DIRECTIONS – Identify all lines of the data containing the string "фіксатора" and copy them.
------------------------------------
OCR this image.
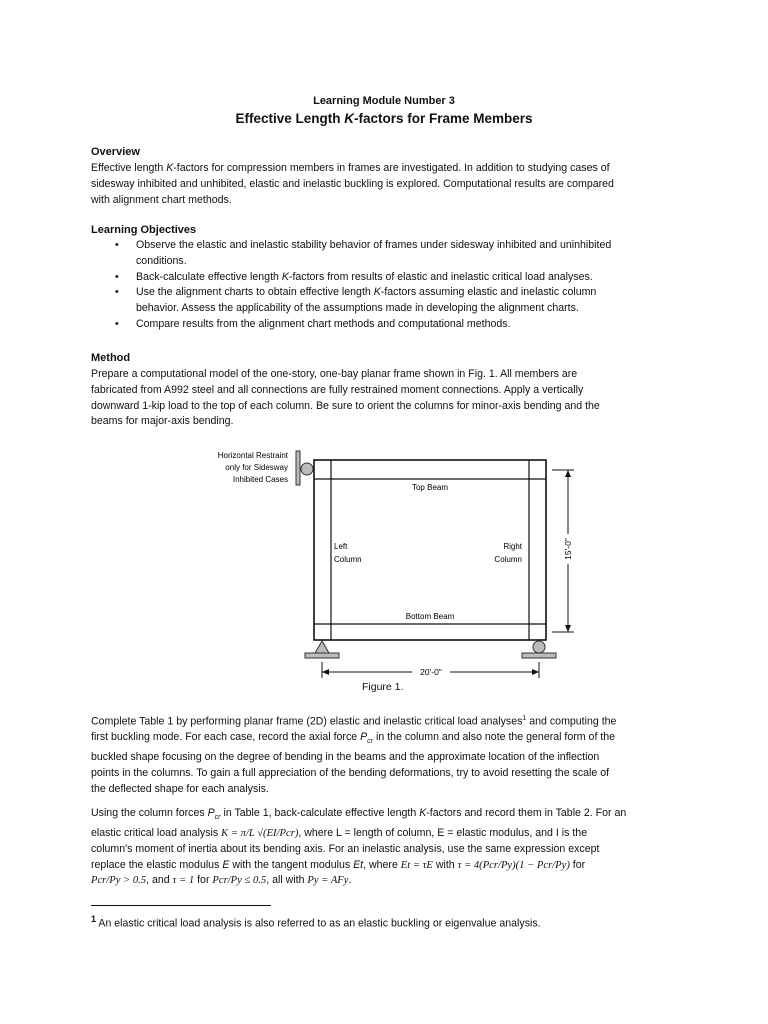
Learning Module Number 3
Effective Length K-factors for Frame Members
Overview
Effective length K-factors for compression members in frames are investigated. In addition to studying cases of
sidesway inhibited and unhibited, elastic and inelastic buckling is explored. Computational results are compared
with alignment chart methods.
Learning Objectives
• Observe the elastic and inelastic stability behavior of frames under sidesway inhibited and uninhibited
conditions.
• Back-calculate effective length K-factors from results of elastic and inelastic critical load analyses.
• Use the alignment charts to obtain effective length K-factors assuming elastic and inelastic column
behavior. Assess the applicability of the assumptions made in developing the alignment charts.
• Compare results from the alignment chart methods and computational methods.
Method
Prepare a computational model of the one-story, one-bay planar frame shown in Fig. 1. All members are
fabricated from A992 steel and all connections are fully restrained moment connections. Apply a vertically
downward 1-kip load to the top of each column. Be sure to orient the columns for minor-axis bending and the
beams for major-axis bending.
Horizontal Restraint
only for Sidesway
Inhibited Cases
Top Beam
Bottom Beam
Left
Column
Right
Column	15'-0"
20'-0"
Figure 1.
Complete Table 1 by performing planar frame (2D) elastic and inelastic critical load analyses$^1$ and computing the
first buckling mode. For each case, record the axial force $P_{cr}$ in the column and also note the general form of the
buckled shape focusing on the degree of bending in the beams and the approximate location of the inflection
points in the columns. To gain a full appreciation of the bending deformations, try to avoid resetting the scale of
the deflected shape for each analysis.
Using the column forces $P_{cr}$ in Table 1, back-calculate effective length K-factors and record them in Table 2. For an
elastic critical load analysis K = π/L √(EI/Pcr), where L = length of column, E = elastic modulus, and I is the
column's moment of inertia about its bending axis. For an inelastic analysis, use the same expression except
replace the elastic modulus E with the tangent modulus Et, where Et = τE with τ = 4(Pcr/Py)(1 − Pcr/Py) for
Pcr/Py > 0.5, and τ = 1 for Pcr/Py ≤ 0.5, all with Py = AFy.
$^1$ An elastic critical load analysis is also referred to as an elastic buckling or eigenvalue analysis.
------------------------------------
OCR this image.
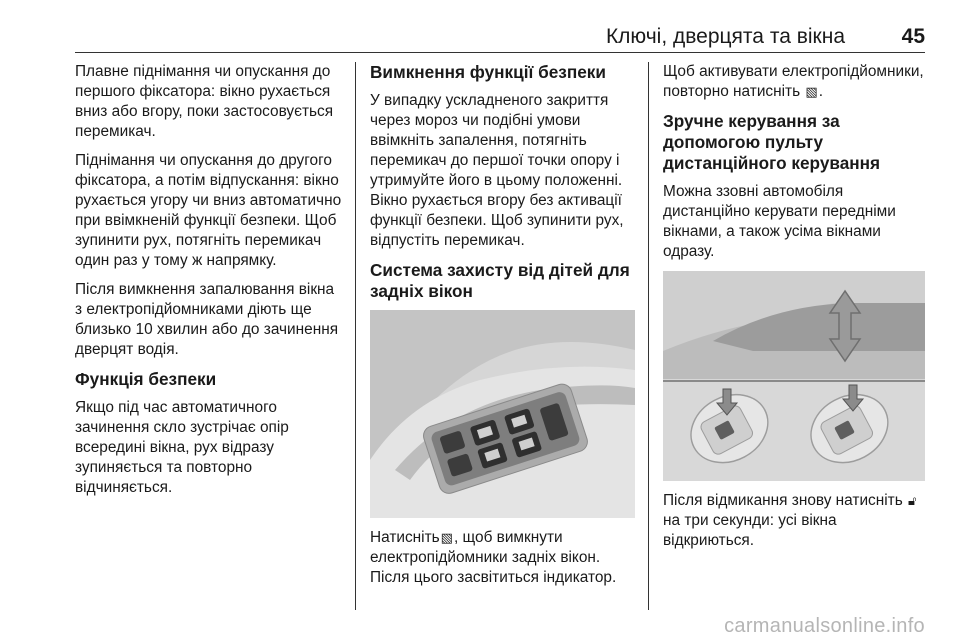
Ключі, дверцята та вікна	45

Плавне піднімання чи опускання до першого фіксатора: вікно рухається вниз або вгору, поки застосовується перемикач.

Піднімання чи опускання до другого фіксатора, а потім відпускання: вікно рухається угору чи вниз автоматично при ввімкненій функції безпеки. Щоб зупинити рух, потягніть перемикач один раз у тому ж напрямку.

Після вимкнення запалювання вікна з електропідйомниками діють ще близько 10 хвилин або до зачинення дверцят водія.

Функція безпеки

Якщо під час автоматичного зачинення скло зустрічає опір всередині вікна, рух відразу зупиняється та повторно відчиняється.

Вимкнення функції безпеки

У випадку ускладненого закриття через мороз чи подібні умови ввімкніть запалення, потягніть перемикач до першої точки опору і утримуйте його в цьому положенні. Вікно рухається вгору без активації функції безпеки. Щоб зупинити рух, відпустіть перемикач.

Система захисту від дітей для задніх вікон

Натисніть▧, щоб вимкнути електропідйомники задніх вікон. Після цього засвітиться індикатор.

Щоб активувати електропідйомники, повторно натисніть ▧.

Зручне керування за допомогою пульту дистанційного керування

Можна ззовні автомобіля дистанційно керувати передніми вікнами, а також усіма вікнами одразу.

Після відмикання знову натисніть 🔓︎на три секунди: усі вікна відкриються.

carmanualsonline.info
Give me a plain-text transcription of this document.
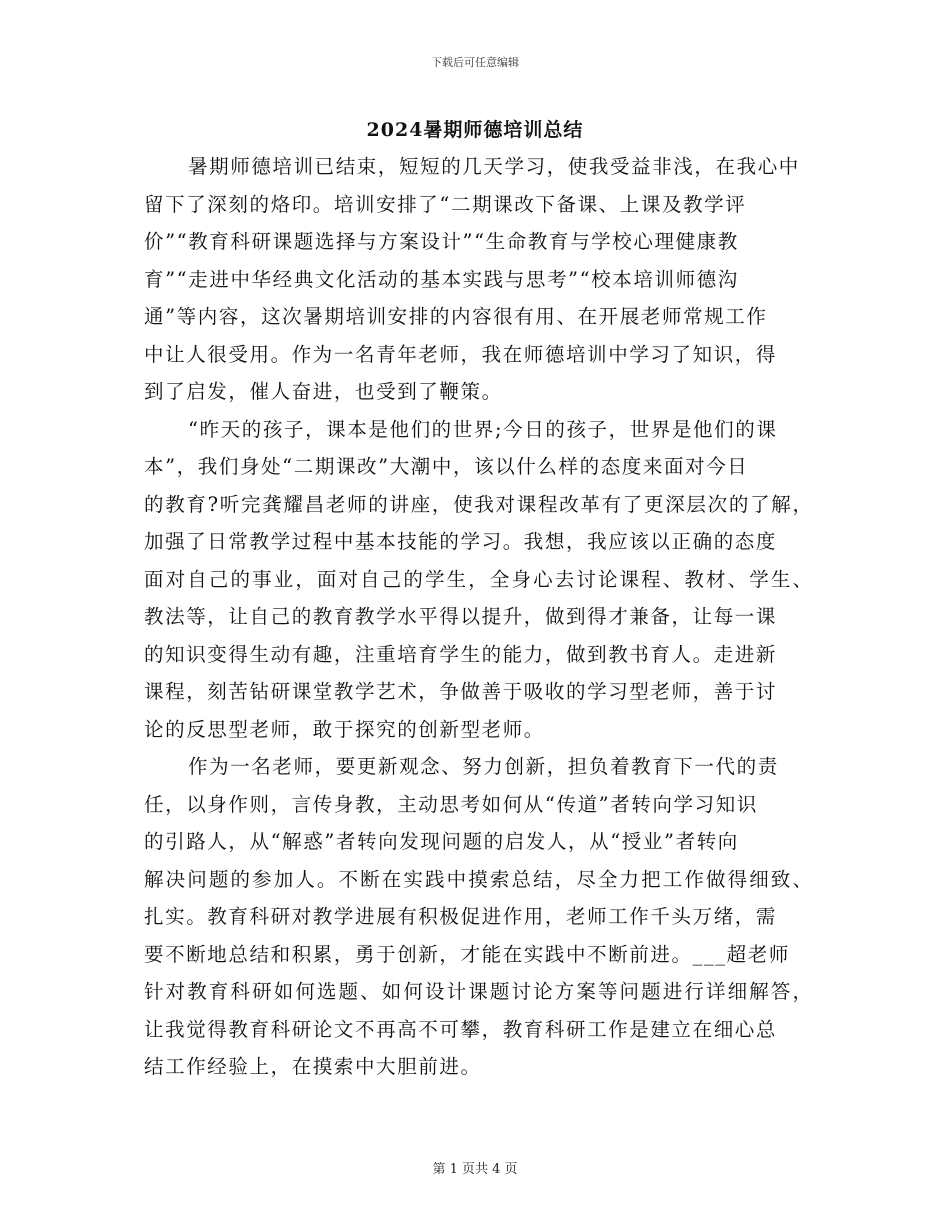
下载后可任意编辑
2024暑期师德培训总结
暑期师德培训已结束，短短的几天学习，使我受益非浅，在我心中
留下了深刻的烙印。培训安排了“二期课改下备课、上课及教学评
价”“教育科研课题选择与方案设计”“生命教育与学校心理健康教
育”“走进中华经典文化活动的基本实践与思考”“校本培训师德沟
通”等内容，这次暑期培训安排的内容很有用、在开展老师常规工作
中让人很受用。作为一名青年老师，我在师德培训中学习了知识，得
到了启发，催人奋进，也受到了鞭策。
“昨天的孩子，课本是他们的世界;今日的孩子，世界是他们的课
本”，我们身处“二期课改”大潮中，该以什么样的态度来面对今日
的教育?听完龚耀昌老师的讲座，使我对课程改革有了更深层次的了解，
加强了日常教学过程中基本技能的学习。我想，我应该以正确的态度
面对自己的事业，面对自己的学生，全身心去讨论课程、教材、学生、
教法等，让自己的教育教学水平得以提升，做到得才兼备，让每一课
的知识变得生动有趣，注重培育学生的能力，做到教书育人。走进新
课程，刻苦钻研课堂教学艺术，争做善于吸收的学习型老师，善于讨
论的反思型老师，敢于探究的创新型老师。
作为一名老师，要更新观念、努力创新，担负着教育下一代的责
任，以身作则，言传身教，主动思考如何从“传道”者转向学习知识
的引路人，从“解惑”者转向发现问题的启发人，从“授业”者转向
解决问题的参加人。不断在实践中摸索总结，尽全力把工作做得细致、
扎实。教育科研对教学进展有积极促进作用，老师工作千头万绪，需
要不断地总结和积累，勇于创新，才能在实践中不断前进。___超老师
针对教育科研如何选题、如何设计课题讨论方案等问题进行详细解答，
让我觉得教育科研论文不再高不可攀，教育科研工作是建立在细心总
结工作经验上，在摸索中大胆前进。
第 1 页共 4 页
------------------------------------
FULL SOLUTION –
Плавне піднімання чи опускання до першого фіксатора: вікно рухається вниз або вгору, поки застосовується перемикач.
Піднімання чи опускання до другого фіксатора, а потім відпускання: вікно рухається угору чи вниз автоматично при ввімкненій функції безпеки. Щоб зупинити рух, потягніть перемикач один раз у тому ж напрямку.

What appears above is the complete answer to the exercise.